▶ _REQUIRED WORK_:
Keep the images out and copy every entry below exactly.

▶ _RECORD EXTRACTS_:
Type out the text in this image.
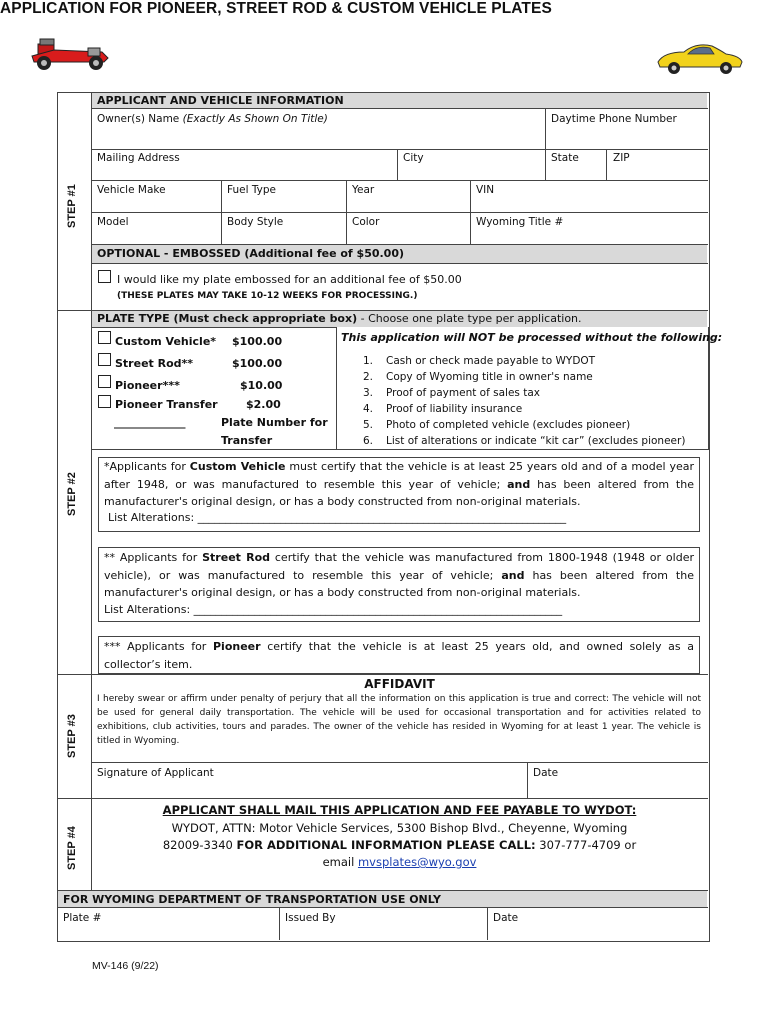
APPLICATION FOR PIONEER, STREET ROD & CUSTOM VEHICLE PLATES
STEP #1
STEP #2
STEP #3
STEP #4
APPLICANT AND VEHICLE INFORMATION
Owner(s) Name (Exactly As Shown On Title)	Daytime Phone Number
Mailing Address	City	State	ZIP
Vehicle Make	Fuel Type	Year	VIN
Model	Body Style	Color	Wyoming Title #
OPTIONAL - EMBOSSED (Additional fee of $50.00)
I would like my plate embossed for an additional fee of $50.00
(THESE PLATES MAY TAKE 10-12 WEEKS FOR PROCESSING.)
PLATE TYPE (Must check appropriate box) - Choose one plate type per application.
Custom Vehicle* $100.00
Street Rod**	$100.00
Pioneer***	$10.00
Pioneer Transfer	$2.00
_____________	Plate Number for
Transfer
This application will NOT be processed without the following:
1. Cash or check made payable to WYDOT
2. Copy of Wyoming title in owner's name
3. Proof of payment of sales tax
4. Proof of liability insurance
5. Photo of completed vehicle (excludes pioneer)
6. List of alterations or indicate “kit car” (excludes pioneer)
*Applicants for Custom Vehicle must certify that the vehicle is at least 25 years old and of a model year after 1948, or was manufactured to resemble this year of vehicle; and has been altered from the manufacturer's original design, or has a body constructed from non-original materials.
List Alterations: ___________________________________________________________________
** Applicants for Street Rod certify that the vehicle was manufactured from 1800-1948 (1948 or older vehicle), or was manufactured to resemble this year of vehicle; and has been altered from the manufacturer's original design, or has a body constructed from non-original materials.
List Alterations: ___________________________________________________________________
*** Applicants for Pioneer certify that the vehicle is at least 25 years old, and owned solely as a collector’s item.
AFFIDAVIT
I hereby swear or affirm under penalty of perjury that all the information on this application is true and correct: The vehicle will not be used for general daily transportation. The vehicle will be used for occasional transportation and for activities related to exhibitions, club activities, tours and parades. The owner of the vehicle has resided in Wyoming for at least 1 year. The vehicle is titled in Wyoming.
Signature of Applicant	Date
APPLICANT SHALL MAIL THIS APPLICATION AND FEE PAYABLE TO WYDOT:
WYDOT, ATTN: Motor Vehicle Services, 5300 Bishop Blvd., Cheyenne, Wyoming
82009-3340 FOR ADDITIONAL INFORMATION PLEASE CALL: 307-777-4709 or
email mvsplates@wyo.gov
FOR WYOMING DEPARTMENT OF TRANSPORTATION USE ONLY
Plate #	Issued By	Date
MV-146 (9/22)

▶ _ANSWER TO THE EXERCISE_:
Type out the text in this image.
APPLICATION FOR PIONEER, STREET ROD & CUSTOM VEHICLE PLATES
STEP #1
STEP #2
STEP #3
STEP #4
APPLICANT AND VEHICLE INFORMATION
Owner(s) Name (Exactly As Shown On Title)	Daytime Phone Number
Mailing Address	City	State	ZIP
Vehicle Make	Fuel Type	Year	VIN
Model	Body Style	Color	Wyoming Title #
OPTIONAL - EMBOSSED (Additional fee of $50.00)
I would like my plate embossed for an additional fee of $50.00
(THESE PLATES MAY TAKE 10-12 WEEKS FOR PROCESSING.)
PLATE TYPE (Must check appropriate box) - Choose one plate type per application.
Custom Vehicle* $100.00
Street Rod**	$100.00
Pioneer***	$10.00
Pioneer Transfer	$2.00
_____________	Plate Number for
Transfer
This application will NOT be processed without the following:
1. Cash or check made payable to WYDOT
2. Copy of Wyoming title in owner's name
3. Proof of payment of sales tax
4. Proof of liability insurance
5. Photo of completed vehicle (excludes pioneer)
6. List of alterations or indicate “kit car” (excludes pioneer)
*Applicants for Custom Vehicle must certify that the vehicle is at least 25 years old and of a model year after 1948, or was manufactured to resemble this year of vehicle; and has been altered from the manufacturer's original design, or has a body constructed from non-original materials.
List Alterations: ___________________________________________________________________
** Applicants for Street Rod certify that the vehicle was manufactured from 1800-1948 (1948 or older vehicle), or was manufactured to resemble this year of vehicle; and has been altered from the manufacturer's original design, or has a body constructed from non-original materials.
List Alterations: ___________________________________________________________________
*** Applicants for Pioneer certify that the vehicle is at least 25 years old, and owned solely as a collector’s item.
AFFIDAVIT
I hereby swear or affirm under penalty of perjury that all the information on this application is true and correct: The vehicle will not be used for general daily transportation. The vehicle will be used for occasional transportation and for activities related to exhibitions, club activities, tours and parades. The owner of the vehicle has resided in Wyoming for at least 1 year. The vehicle is titled in Wyoming.
Signature of Applicant	Date
APPLICANT SHALL MAIL THIS APPLICATION AND FEE PAYABLE TO WYDOT:
WYDOT, ATTN: Motor Vehicle Services, 5300 Bishop Blvd., Cheyenne, Wyoming
82009-3340 FOR ADDITIONAL INFORMATION PLEASE CALL: 307-777-4709 or
email mvsplates@wyo.gov
FOR WYOMING DEPARTMENT OF TRANSPORTATION USE ONLY
Plate #	Issued By	Date
MV-146 (9/22)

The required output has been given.